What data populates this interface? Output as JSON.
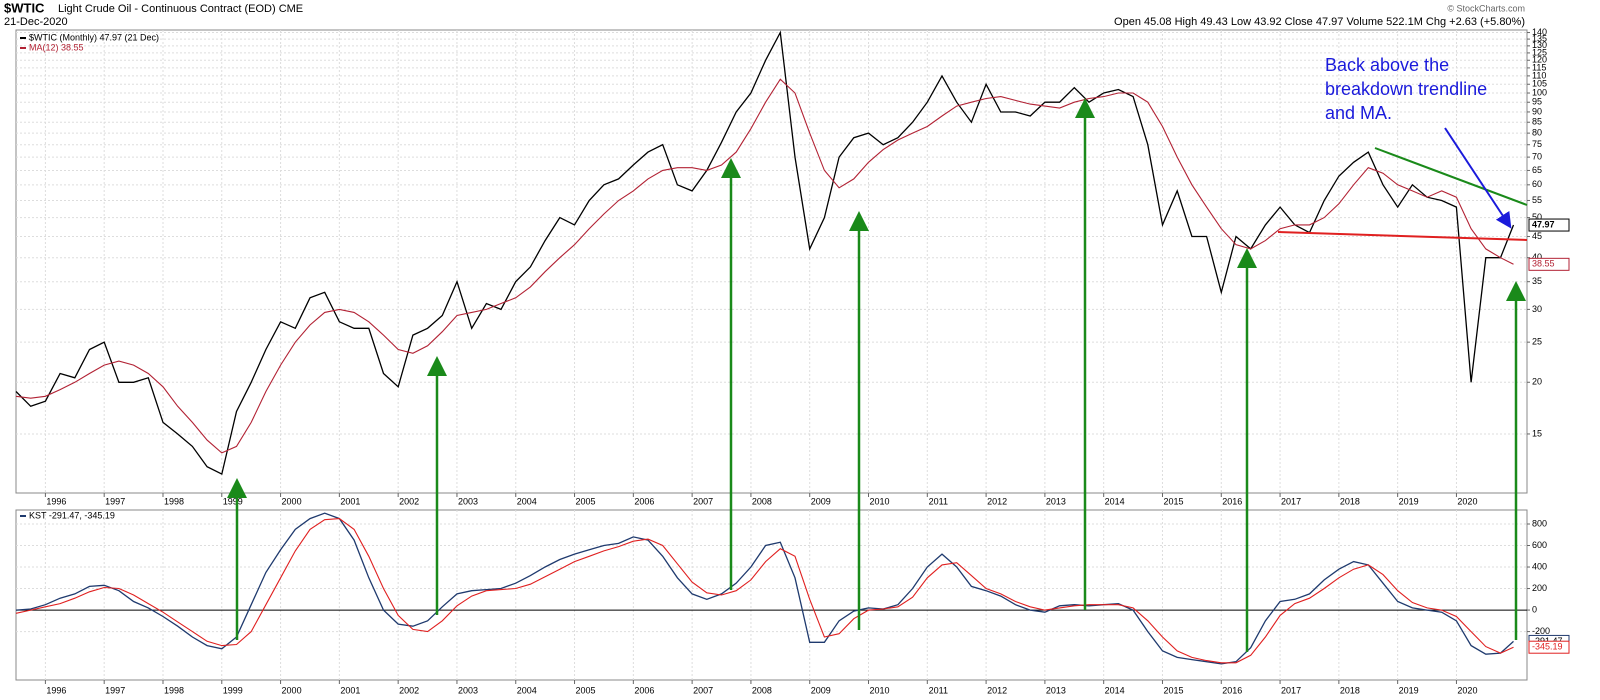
{
  "chart_data": [
    {
      "type": "line",
      "title": "$WTIC",
      "subtitle": "Light Crude Oil - Continuous Contract (EOD) CME",
      "date": "21-Dec-2020",
      "quote": "Open 45.08 High 49.43 Low 43.92 Close 47.97 Volume 522.1M Chg +2.63 (+5.80%)",
      "copyright": "© StockCharts.com",
      "annotation": [
        "Back above the",
        "breakdown trendline",
        "and MA."
      ],
      "log_scale": true,
      "grid": true,
      "legend": "upper left",
      "xlim": [
        1995.5,
        2021.2
      ],
      "xticks": [
        1996,
        1997,
        1998,
        1999,
        2000,
        2001,
        2002,
        2003,
        2004,
        2005,
        2006,
        2007,
        2008,
        2009,
        2010,
        2011,
        2012,
        2013,
        2014,
        2015,
        2016,
        2017,
        2018,
        2019,
        2020
      ],
      "ylim": [
        10.8,
        142
      ],
      "yticks": [
        15,
        20,
        25,
        30,
        35,
        40,
        45,
        50,
        55,
        60,
        65,
        70,
        75,
        80,
        85,
        90,
        95,
        100,
        105,
        110,
        115,
        120,
        125,
        130,
        135,
        140
      ],
      "x": [
        1995.5,
        1995.75,
        1996,
        1996.25,
        1996.5,
        1996.75,
        1997,
        1997.25,
        1997.5,
        1997.75,
        1998,
        1998.25,
        1998.5,
        1998.75,
        1999,
        1999.25,
        1999.5,
        1999.75,
        2000,
        2000.25,
        2000.5,
        2000.75,
        2001,
        2001.25,
        2001.5,
        2001.75,
        2002,
        2002.25,
        2002.5,
        2002.75,
        2003,
        2003.25,
        2003.5,
        2003.75,
        2004,
        2004.25,
        2004.5,
        2004.75,
        2005,
        2005.25,
        2005.5,
        2005.75,
        2006,
        2006.25,
        2006.5,
        2006.75,
        2007,
        2007.25,
        2007.5,
        2007.75,
        2008,
        2008.25,
        2008.5,
        2008.75,
        2009,
        2009.25,
        2009.5,
        2009.75,
        2010,
        2010.25,
        2010.5,
        2010.75,
        2011,
        2011.25,
        2011.5,
        2011.75,
        2012,
        2012.25,
        2012.5,
        2012.75,
        2013,
        2013.25,
        2013.5,
        2013.75,
        2014,
        2014.25,
        2014.5,
        2014.75,
        2015,
        2015.25,
        2015.5,
        2015.75,
        2016,
        2016.25,
        2016.5,
        2016.75,
        2017,
        2017.25,
        2017.5,
        2017.75,
        2018,
        2018.25,
        2018.5,
        2018.75,
        2019,
        2019.25,
        2019.5,
        2019.75,
        2020,
        2020.25,
        2020.5,
        2020.75,
        2020.97
      ],
      "series": [
        {
          "name": "$WTIC (Monthly) 47.97 (21 Dec)",
          "color": "#000000",
          "values": [
            19,
            17.5,
            18,
            21,
            20.5,
            24,
            25,
            20,
            20,
            20.5,
            16,
            15,
            14,
            12.5,
            12,
            17,
            20,
            24,
            28,
            27,
            32,
            33,
            28,
            27,
            27,
            21,
            19.5,
            26,
            27,
            29,
            35,
            27,
            31,
            30,
            35,
            38,
            44,
            50,
            48,
            55,
            60,
            62,
            67,
            72,
            75,
            60,
            58,
            65,
            76,
            90,
            100,
            120,
            140,
            70,
            42,
            50,
            70,
            78,
            80,
            75,
            78,
            85,
            95,
            110,
            95,
            85,
            105,
            90,
            90,
            88,
            95,
            95,
            103,
            95,
            100,
            102,
            98,
            75,
            48,
            58,
            45,
            45,
            33,
            45,
            42,
            48,
            53,
            48,
            46,
            55,
            63,
            68,
            72,
            60,
            53,
            60,
            56,
            55,
            53,
            20,
            40,
            40,
            47.97
          ]
        },
        {
          "name": "MA(12) 38.55",
          "color": "#b22234",
          "values": [
            18.5,
            18.3,
            18.5,
            19.2,
            20,
            21,
            22,
            22.5,
            22,
            21,
            19.5,
            17.5,
            16,
            14.5,
            13.5,
            14,
            16,
            19,
            22,
            25,
            27.5,
            29.5,
            30,
            29.5,
            28,
            26,
            24,
            23.5,
            24.5,
            26.5,
            29,
            29.5,
            30,
            31,
            32,
            34,
            37,
            40,
            43,
            47,
            51,
            55,
            58,
            62,
            65,
            66,
            66,
            65,
            67,
            72,
            82,
            95,
            108,
            100,
            80,
            65,
            59,
            62,
            68,
            73,
            77,
            80,
            83,
            88,
            93,
            95,
            97,
            98,
            96,
            94,
            93,
            92,
            95,
            97,
            98,
            100,
            100,
            95,
            83,
            70,
            60,
            53,
            47,
            43,
            42,
            44,
            47,
            48,
            48,
            50,
            54,
            60,
            66,
            64,
            60,
            58,
            56,
            58,
            56,
            47,
            42,
            40,
            38.55
          ]
        }
      ]
    },
    {
      "type": "line",
      "legend": "KST -291.47, -345.19",
      "grid": true,
      "ylim": [
        -650,
        930
      ],
      "yticks": [
        -200,
        0,
        200,
        400,
        600,
        800
      ],
      "series": [
        {
          "color": "#1f3a6e",
          "values": [
            0,
            10,
            50,
            110,
            150,
            220,
            230,
            180,
            80,
            20,
            -60,
            -150,
            -250,
            -330,
            -360,
            -250,
            50,
            350,
            560,
            750,
            850,
            900,
            850,
            650,
            300,
            0,
            -130,
            -150,
            -100,
            30,
            150,
            180,
            190,
            200,
            250,
            320,
            400,
            470,
            520,
            560,
            600,
            620,
            680,
            650,
            500,
            300,
            150,
            100,
            150,
            250,
            400,
            600,
            630,
            300,
            -300,
            -300,
            -100,
            -10,
            20,
            10,
            50,
            200,
            400,
            520,
            400,
            220,
            180,
            130,
            50,
            0,
            -20,
            40,
            50,
            40,
            50,
            60,
            0,
            -200,
            -380,
            -440,
            -460,
            -480,
            -500,
            -480,
            -350,
            -100,
            80,
            100,
            150,
            280,
            380,
            450,
            420,
            250,
            80,
            20,
            0,
            -20,
            -100,
            -330,
            -410,
            -400,
            -291.47
          ]
        },
        {
          "color": "#e02020",
          "values": [
            -30,
            0,
            30,
            60,
            110,
            170,
            210,
            200,
            140,
            60,
            -20,
            -110,
            -200,
            -290,
            -330,
            -320,
            -200,
            50,
            300,
            550,
            750,
            840,
            850,
            750,
            500,
            200,
            -50,
            -180,
            -200,
            -100,
            40,
            130,
            180,
            190,
            200,
            240,
            310,
            380,
            450,
            500,
            550,
            590,
            640,
            660,
            600,
            430,
            260,
            160,
            140,
            180,
            280,
            450,
            570,
            500,
            100,
            -250,
            -220,
            -80,
            0,
            10,
            30,
            120,
            300,
            420,
            440,
            320,
            200,
            150,
            80,
            30,
            0,
            20,
            40,
            50,
            50,
            50,
            20,
            -100,
            -250,
            -380,
            -440,
            -470,
            -490,
            -490,
            -420,
            -250,
            -50,
            60,
            110,
            200,
            300,
            380,
            420,
            330,
            180,
            70,
            20,
            0,
            -60,
            -200,
            -340,
            -400,
            -345.19
          ]
        }
      ]
    }
  ]
}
-------------------------
Make an exact copy of the listing above. Do not include the pictures.

What data populates this interface? Output as JSON.
{
  "chart_data": [
    {
      "type": "line",
      "title": "$WTIC",
      "subtitle": "Light Crude Oil - Continuous Contract (EOD) CME",
      "date": "21-Dec-2020",
      "quote": "Open 45.08 High 49.43 Low 43.92 Close 47.97 Volume 522.1M Chg +2.63 (+5.80%)",
      "copyright": "© StockCharts.com",
      "annotation": [
        "Back above the",
        "breakdown trendline",
        "and MA."
      ],
      "log_scale": true,
      "grid": true,
      "legend": "upper left",
      "xlim": [
        1995.5,
        2021.2
      ],
      "xticks": [
        1996,
        1997,
        1998,
        1999,
        2000,
        2001,
        2002,
        2003,
        2004,
        2005,
        2006,
        2007,
        2008,
        2009,
        2010,
        2011,
        2012,
        2013,
        2014,
        2015,
        2016,
        2017,
        2018,
        2019,
        2020
      ],
      "ylim": [
        10.8,
        142
      ],
      "yticks": [
        15,
        20,
        25,
        30,
        35,
        40,
        45,
        50,
        55,
        60,
        65,
        70,
        75,
        80,
        85,
        90,
        95,
        100,
        105,
        110,
        115,
        120,
        125,
        130,
        135,
        140
      ],
      "x": [
        1995.5,
        1995.75,
        1996,
        1996.25,
        1996.5,
        1996.75,
        1997,
        1997.25,
        1997.5,
        1997.75,
        1998,
        1998.25,
        1998.5,
        1998.75,
        1999,
        1999.25,
        1999.5,
        1999.75,
        2000,
        2000.25,
        2000.5,
        2000.75,
        2001,
        2001.25,
        2001.5,
        2001.75,
        2002,
        2002.25,
        2002.5,
        2002.75,
        2003,
        2003.25,
        2003.5,
        2003.75,
        2004,
        2004.25,
        2004.5,
        2004.75,
        2005,
        2005.25,
        2005.5,
        2005.75,
        2006,
        2006.25,
        2006.5,
        2006.75,
        2007,
        2007.25,
        2007.5,
        2007.75,
        2008,
        2008.25,
        2008.5,
        2008.75,
        2009,
        2009.25,
        2009.5,
        2009.75,
        2010,
        2010.25,
        2010.5,
        2010.75,
        2011,
        2011.25,
        2011.5,
        2011.75,
        2012,
        2012.25,
        2012.5,
        2012.75,
        2013,
        2013.25,
        2013.5,
        2013.75,
        2014,
        2014.25,
        2014.5,
        2014.75,
        2015,
        2015.25,
        2015.5,
        2015.75,
        2016,
        2016.25,
        2016.5,
        2016.75,
        2017,
        2017.25,
        2017.5,
        2017.75,
        2018,
        2018.25,
        2018.5,
        2018.75,
        2019,
        2019.25,
        2019.5,
        2019.75,
        2020,
        2020.25,
        2020.5,
        2020.75,
        2020.97
      ],
      "series": [
        {
          "name": "$WTIC (Monthly) 47.97 (21 Dec)",
          "color": "#000000",
          "values": [
            19,
            17.5,
            18,
            21,
            20.5,
            24,
            25,
            20,
            20,
            20.5,
            16,
            15,
            14,
            12.5,
            12,
            17,
            20,
            24,
            28,
            27,
            32,
            33,
            28,
            27,
            27,
            21,
            19.5,
            26,
            27,
            29,
            35,
            27,
            31,
            30,
            35,
            38,
            44,
            50,
            48,
            55,
            60,
            62,
            67,
            72,
            75,
            60,
            58,
            65,
            76,
            90,
            100,
            120,
            140,
            70,
            42,
            50,
            70,
            78,
            80,
            75,
            78,
            85,
            95,
            110,
            95,
            85,
            105,
            90,
            90,
            88,
            95,
            95,
            103,
            95,
            100,
            102,
            98,
            75,
            48,
            58,
            45,
            45,
            33,
            45,
            42,
            48,
            53,
            48,
            46,
            55,
            63,
            68,
            72,
            60,
            53,
            60,
            56,
            55,
            53,
            20,
            40,
            40,
            47.97
          ]
        },
        {
          "name": "MA(12) 38.55",
          "color": "#b22234",
          "values": [
            18.5,
            18.3,
            18.5,
            19.2,
            20,
            21,
            22,
            22.5,
            22,
            21,
            19.5,
            17.5,
            16,
            14.5,
            13.5,
            14,
            16,
            19,
            22,
            25,
            27.5,
            29.5,
            30,
            29.5,
            28,
            26,
            24,
            23.5,
            24.5,
            26.5,
            29,
            29.5,
            30,
            31,
            32,
            34,
            37,
            40,
            43,
            47,
            51,
            55,
            58,
            62,
            65,
            66,
            66,
            65,
            67,
            72,
            82,
            95,
            108,
            100,
            80,
            65,
            59,
            62,
            68,
            73,
            77,
            80,
            83,
            88,
            93,
            95,
            97,
            98,
            96,
            94,
            93,
            92,
            95,
            97,
            98,
            100,
            100,
            95,
            83,
            70,
            60,
            53,
            47,
            43,
            42,
            44,
            47,
            48,
            48,
            50,
            54,
            60,
            66,
            64,
            60,
            58,
            56,
            58,
            56,
            47,
            42,
            40,
            38.55
          ]
        }
      ]
    },
    {
      "type": "line",
      "legend": "KST -291.47, -345.19",
      "grid": true,
      "ylim": [
        -650,
        930
      ],
      "yticks": [
        -200,
        0,
        200,
        400,
        600,
        800
      ],
      "series": [
        {
          "color": "#1f3a6e",
          "values": [
            0,
            10,
            50,
            110,
            150,
            220,
            230,
            180,
            80,
            20,
            -60,
            -150,
            -250,
            -330,
            -360,
            -250,
            50,
            350,
            560,
            750,
            850,
            900,
            850,
            650,
            300,
            0,
            -130,
            -150,
            -100,
            30,
            150,
            180,
            190,
            200,
            250,
            320,
            400,
            470,
            520,
            560,
            600,
            620,
            680,
            650,
            500,
            300,
            150,
            100,
            150,
            250,
            400,
            600,
            630,
            300,
            -300,
            -300,
            -100,
            -10,
            20,
            10,
            50,
            200,
            400,
            520,
            400,
            220,
            180,
            130,
            50,
            0,
            -20,
            40,
            50,
            40,
            50,
            60,
            0,
            -200,
            -380,
            -440,
            -460,
            -480,
            -500,
            -480,
            -350,
            -100,
            80,
            100,
            150,
            280,
            380,
            450,
            420,
            250,
            80,
            20,
            0,
            -20,
            -100,
            -330,
            -410,
            -400,
            -291.47
          ]
        },
        {
          "color": "#e02020",
          "values": [
            -30,
            0,
            30,
            60,
            110,
            170,
            210,
            200,
            140,
            60,
            -20,
            -110,
            -200,
            -290,
            -330,
            -320,
            -200,
            50,
            300,
            550,
            750,
            840,
            850,
            750,
            500,
            200,
            -50,
            -180,
            -200,
            -100,
            40,
            130,
            180,
            190,
            200,
            240,
            310,
            380,
            450,
            500,
            550,
            590,
            640,
            660,
            600,
            430,
            260,
            160,
            140,
            180,
            280,
            450,
            570,
            500,
            100,
            -250,
            -220,
            -80,
            0,
            10,
            30,
            120,
            300,
            420,
            440,
            320,
            200,
            150,
            80,
            30,
            0,
            20,
            40,
            50,
            50,
            50,
            20,
            -100,
            -250,
            -380,
            -440,
            -470,
            -490,
            -490,
            -420,
            -250,
            -50,
            60,
            110,
            200,
            300,
            380,
            420,
            330,
            180,
            70,
            20,
            0,
            -60,
            -200,
            -340,
            -400,
            -345.19
          ]
        }
      ]
    }
  ]
}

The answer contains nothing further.